EXERCISE DETAILS:
Copy every line of the material below word for word.
--- BEGIN RECORDS FOR THE TASK ---
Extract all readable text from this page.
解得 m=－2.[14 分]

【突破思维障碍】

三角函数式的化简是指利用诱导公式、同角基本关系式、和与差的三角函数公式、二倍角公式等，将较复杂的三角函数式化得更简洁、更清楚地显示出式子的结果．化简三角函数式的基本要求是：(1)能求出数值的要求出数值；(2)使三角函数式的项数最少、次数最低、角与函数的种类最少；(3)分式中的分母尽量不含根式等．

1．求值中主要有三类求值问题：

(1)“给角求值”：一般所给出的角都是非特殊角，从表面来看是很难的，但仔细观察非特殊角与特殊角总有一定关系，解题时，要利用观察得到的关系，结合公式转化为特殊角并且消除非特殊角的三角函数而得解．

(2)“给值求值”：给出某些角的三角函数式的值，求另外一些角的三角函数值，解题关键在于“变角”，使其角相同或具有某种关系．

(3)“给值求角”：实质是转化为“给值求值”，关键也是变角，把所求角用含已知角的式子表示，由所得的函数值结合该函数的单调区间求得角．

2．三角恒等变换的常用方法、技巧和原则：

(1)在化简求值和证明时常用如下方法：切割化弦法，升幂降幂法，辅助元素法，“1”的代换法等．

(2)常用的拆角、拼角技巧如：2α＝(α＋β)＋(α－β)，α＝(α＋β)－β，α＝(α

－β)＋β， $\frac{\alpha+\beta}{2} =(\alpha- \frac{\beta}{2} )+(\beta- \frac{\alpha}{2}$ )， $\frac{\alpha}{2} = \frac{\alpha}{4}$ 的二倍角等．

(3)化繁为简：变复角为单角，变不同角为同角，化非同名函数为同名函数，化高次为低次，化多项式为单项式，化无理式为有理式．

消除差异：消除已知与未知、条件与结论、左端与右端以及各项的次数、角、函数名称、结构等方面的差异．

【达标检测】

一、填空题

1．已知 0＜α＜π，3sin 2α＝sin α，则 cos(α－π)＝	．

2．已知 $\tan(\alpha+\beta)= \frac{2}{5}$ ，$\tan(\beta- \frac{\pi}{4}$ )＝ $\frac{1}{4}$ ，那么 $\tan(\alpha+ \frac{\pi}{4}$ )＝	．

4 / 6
--- END RECORDS FOR THE TASK ---
FINISHED TASK:
Extract all readable text from this page.
解得 m=－2.[14 分]

【突破思维障碍】

三角函数式的化简是指利用诱导公式、同角基本关系式、和与差的三角函数公式、二倍角公式等，将较复杂的三角函数式化得更简洁、更清楚地显示出式子的结果．化简三角函数式的基本要求是：(1)能求出数值的要求出数值；(2)使三角函数式的项数最少、次数最低、角与函数的种类最少；(3)分式中的分母尽量不含根式等．

1．求值中主要有三类求值问题：

(1)“给角求值”：一般所给出的角都是非特殊角，从表面来看是很难的，但仔细观察非特殊角与特殊角总有一定关系，解题时，要利用观察得到的关系，结合公式转化为特殊角并且消除非特殊角的三角函数而得解．

(2)“给值求值”：给出某些角的三角函数式的值，求另外一些角的三角函数值，解题关键在于“变角”，使其角相同或具有某种关系．

(3)“给值求角”：实质是转化为“给值求值”，关键也是变角，把所求角用含已知角的式子表示，由所得的函数值结合该函数的单调区间求得角．

2．三角恒等变换的常用方法、技巧和原则：

(1)在化简求值和证明时常用如下方法：切割化弦法，升幂降幂法，辅助元素法，“1”的代换法等．

(2)常用的拆角、拼角技巧如：2α＝(α＋β)＋(α－β)，α＝(α＋β)－β，α＝(α

－β)＋β， $\frac{\alpha+\beta}{2} =(\alpha- \frac{\beta}{2} )+(\beta- \frac{\alpha}{2}$ )， $\frac{\alpha}{2} = \frac{\alpha}{4}$ 的二倍角等．

(3)化繁为简：变复角为单角，变不同角为同角，化非同名函数为同名函数，化高次为低次，化多项式为单项式，化无理式为有理式．

消除差异：消除已知与未知、条件与结论、左端与右端以及各项的次数、角、函数名称、结构等方面的差异．

【达标检测】

一、填空题

1．已知 0＜α＜π，3sin 2α＝sin α，则 cos(α－π)＝	．

2．已知 $\tan(\alpha+\beta)= \frac{2}{5}$ ，$\tan(\beta- \frac{\pi}{4}$ )＝ $\frac{1}{4}$ ，那么 $\tan(\alpha+ \frac{\pi}{4}$ )＝	．

4 / 6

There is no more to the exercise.